THE TASK:
Write out the listing beneath this instruction in its entirety, exactly as it reads.

Data entries
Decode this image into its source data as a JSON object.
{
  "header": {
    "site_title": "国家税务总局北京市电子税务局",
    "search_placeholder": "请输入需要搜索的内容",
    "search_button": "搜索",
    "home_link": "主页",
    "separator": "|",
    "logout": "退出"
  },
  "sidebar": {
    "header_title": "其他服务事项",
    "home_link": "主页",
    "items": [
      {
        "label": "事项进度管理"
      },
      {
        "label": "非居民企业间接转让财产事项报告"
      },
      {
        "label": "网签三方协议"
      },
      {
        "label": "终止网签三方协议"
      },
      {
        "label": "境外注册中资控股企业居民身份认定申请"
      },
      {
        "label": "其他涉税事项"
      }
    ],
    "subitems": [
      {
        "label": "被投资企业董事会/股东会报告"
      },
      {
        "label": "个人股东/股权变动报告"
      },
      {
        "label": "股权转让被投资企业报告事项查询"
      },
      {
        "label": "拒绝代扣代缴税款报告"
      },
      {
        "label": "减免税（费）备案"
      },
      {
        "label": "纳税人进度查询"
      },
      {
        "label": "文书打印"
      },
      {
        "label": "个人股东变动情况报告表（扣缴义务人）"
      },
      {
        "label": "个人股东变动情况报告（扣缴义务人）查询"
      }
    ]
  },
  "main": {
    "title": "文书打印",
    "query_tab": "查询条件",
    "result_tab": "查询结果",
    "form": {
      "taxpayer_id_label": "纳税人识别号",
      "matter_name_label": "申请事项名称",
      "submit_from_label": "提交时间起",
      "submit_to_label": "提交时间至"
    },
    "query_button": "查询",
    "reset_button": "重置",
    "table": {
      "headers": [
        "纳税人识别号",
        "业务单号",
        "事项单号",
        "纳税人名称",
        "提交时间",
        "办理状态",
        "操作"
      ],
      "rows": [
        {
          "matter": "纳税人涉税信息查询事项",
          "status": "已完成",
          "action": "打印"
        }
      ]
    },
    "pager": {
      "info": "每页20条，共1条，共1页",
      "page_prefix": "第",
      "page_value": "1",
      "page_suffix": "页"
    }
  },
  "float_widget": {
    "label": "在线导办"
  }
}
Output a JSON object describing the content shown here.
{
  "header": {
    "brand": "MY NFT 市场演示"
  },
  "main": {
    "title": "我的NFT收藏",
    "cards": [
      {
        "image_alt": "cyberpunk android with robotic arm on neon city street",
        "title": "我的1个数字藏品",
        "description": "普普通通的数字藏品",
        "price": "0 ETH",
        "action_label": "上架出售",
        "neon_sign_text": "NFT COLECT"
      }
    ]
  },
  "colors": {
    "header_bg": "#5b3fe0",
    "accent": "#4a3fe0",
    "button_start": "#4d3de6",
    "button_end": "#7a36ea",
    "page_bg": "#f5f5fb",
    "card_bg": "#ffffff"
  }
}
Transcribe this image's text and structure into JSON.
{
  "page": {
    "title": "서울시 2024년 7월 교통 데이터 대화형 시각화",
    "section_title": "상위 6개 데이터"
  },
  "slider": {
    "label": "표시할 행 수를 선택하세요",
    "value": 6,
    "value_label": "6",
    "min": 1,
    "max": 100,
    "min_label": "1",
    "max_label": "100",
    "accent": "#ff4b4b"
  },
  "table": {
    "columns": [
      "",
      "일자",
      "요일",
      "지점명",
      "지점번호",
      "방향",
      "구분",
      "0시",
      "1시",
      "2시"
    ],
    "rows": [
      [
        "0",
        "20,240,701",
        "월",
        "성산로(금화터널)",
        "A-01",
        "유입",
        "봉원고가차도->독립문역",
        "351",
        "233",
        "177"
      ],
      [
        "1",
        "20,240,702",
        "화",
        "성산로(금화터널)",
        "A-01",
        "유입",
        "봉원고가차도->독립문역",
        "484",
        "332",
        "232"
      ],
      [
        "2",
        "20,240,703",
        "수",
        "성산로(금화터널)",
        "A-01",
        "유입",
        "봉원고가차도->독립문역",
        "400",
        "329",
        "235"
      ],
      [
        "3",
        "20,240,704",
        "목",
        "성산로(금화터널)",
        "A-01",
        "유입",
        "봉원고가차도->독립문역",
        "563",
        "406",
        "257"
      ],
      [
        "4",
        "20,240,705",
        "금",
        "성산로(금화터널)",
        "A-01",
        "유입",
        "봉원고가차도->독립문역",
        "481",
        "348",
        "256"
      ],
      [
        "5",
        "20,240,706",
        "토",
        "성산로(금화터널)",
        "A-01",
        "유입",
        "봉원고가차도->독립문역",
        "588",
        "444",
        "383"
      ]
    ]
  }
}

IN RESPONSE:
Decode this image into its source data as a JSON object.
{
  "header": {
    "site_title": "国家税务总局北京市电子税务局",
    "search_placeholder": "请输入需要搜索的内容",
    "search_button": "搜索",
    "home_link": "主页",
    "separator": "|",
    "logout": "退出"
  },
  "sidebar": {
    "header_title": "其他服务事项",
    "home_link": "主页",
    "items": [
      {
        "label": "事项进度管理"
      },
      {
        "label": "非居民企业间接转让财产事项报告"
      },
      {
        "label": "网签三方协议"
      },
      {
        "label": "终止网签三方协议"
      },
      {
        "label": "境外注册中资控股企业居民身份认定申请"
      },
      {
        "label": "其他涉税事项"
      }
    ],
    "subitems": [
      {
        "label": "被投资企业董事会/股东会报告"
      },
      {
        "label": "个人股东/股权变动报告"
      },
      {
        "label": "股权转让被投资企业报告事项查询"
      },
      {
        "label": "拒绝代扣代缴税款报告"
      },
      {
        "label": "减免税（费）备案"
      },
      {
        "label": "纳税人进度查询"
      },
      {
        "label": "文书打印"
      },
      {
        "label": "个人股东变动情况报告表（扣缴义务人）"
      },
      {
        "label": "个人股东变动情况报告（扣缴义务人）查询"
      }
    ]
  },
  "main": {
    "title": "文书打印",
    "query_tab": "查询条件",
    "result_tab": "查询结果",
    "form": {
      "taxpayer_id_label": "纳税人识别号",
      "matter_name_label": "申请事项名称",
      "submit_from_label": "提交时间起",
      "submit_to_label": "提交时间至"
    },
    "query_button": "查询",
    "reset_button": "重置",
    "table": {
      "headers": [
        "纳税人识别号",
        "业务单号",
        "事项单号",
        "纳税人名称",
        "提交时间",
        "办理状态",
        "操作"
      ],
      "rows": [
        {
          "matter": "纳税人涉税信息查询事项",
          "status": "已完成",
          "action": "打印"
        }
      ]
    },
    "pager": {
      "info": "每页20条，共1条，共1页",
      "page_prefix": "第",
      "page_value": "1",
      "page_suffix": "页"
    }
  },
  "float_widget": {
    "label": "在线导办"
  }
}
Output a JSON object describing the content shown here.
{
  "header": {
    "brand": "MY NFT 市场演示"
  },
  "main": {
    "title": "我的NFT收藏",
    "cards": [
      {
        "image_alt": "cyberpunk android with robotic arm on neon city street",
        "title": "我的1个数字藏品",
        "description": "普普通通的数字藏品",
        "price": "0 ETH",
        "action_label": "上架出售",
        "neon_sign_text": "NFT COLECT"
      }
    ]
  },
  "colors": {
    "header_bg": "#5b3fe0",
    "accent": "#4a3fe0",
    "button_start": "#4d3de6",
    "button_end": "#7a36ea",
    "page_bg": "#f5f5fb",
    "card_bg": "#ffffff"
  }
}
Transcribe this image's text and structure into JSON.
{
  "page": {
    "title": "서울시 2024년 7월 교통 데이터 대화형 시각화",
    "section_title": "상위 6개 데이터"
  },
  "slider": {
    "label": "표시할 행 수를 선택하세요",
    "value": 6,
    "value_label": "6",
    "min": 1,
    "max": 100,
    "min_label": "1",
    "max_label": "100",
    "accent": "#ff4b4b"
  },
  "table": {
    "columns": [
      "",
      "일자",
      "요일",
      "지점명",
      "지점번호",
      "방향",
      "구분",
      "0시",
      "1시",
      "2시"
    ],
    "rows": [
      [
        "0",
        "20,240,701",
        "월",
        "성산로(금화터널)",
        "A-01",
        "유입",
        "봉원고가차도->독립문역",
        "351",
        "233",
        "177"
      ],
      [
        "1",
        "20,240,702",
        "화",
        "성산로(금화터널)",
        "A-01",
        "유입",
        "봉원고가차도->독립문역",
        "484",
        "332",
        "232"
      ],
      [
        "2",
        "20,240,703",
        "수",
        "성산로(금화터널)",
        "A-01",
        "유입",
        "봉원고가차도->독립문역",
        "400",
        "329",
        "235"
      ],
      [
        "3",
        "20,240,704",
        "목",
        "성산로(금화터널)",
        "A-01",
        "유입",
        "봉원고가차도->독립문역",
        "563",
        "406",
        "257"
      ],
      [
        "4",
        "20,240,705",
        "금",
        "성산로(금화터널)",
        "A-01",
        "유입",
        "봉원고가차도->독립문역",
        "481",
        "348",
        "256"
      ],
      [
        "5",
        "20,240,706",
        "토",
        "성산로(금화터널)",
        "A-01",
        "유입",
        "봉원고가차도->독립문역",
        "588",
        "444",
        "383"
      ]
    ]
  }
}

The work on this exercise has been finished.